● **Short exercise**
Find the word "time" in the records below. List each line containing it.

■ ■ ■ ■ ■ ■ ■

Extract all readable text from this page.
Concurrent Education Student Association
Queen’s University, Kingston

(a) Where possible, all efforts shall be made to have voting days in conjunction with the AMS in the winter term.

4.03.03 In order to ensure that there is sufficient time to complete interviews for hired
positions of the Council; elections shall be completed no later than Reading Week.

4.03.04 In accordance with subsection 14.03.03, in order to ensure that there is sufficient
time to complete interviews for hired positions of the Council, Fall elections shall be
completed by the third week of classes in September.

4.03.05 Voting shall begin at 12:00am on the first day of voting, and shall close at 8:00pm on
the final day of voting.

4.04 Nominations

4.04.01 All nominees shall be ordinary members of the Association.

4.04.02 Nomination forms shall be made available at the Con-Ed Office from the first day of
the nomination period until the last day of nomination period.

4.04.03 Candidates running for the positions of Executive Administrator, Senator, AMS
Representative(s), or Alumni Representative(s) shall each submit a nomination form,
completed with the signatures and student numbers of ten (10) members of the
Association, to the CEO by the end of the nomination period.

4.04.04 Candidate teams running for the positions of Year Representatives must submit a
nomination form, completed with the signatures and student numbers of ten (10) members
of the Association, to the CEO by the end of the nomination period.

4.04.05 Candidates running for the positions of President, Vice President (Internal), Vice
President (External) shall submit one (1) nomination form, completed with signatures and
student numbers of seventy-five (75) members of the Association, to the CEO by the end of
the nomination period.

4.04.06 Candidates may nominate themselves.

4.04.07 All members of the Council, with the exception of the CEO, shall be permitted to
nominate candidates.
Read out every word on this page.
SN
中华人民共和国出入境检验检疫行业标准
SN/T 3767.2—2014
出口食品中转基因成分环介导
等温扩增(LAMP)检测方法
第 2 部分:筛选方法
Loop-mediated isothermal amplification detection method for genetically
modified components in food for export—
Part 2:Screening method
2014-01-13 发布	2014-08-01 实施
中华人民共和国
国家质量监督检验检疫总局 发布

■ ■ ■ ■ ■ ■ ■

● **Response to the task**
4.03.03 In order to ensure that there is sufficient time to complete interviews for hired
time to complete interviews for hired positions of the Council, Fall elections shall be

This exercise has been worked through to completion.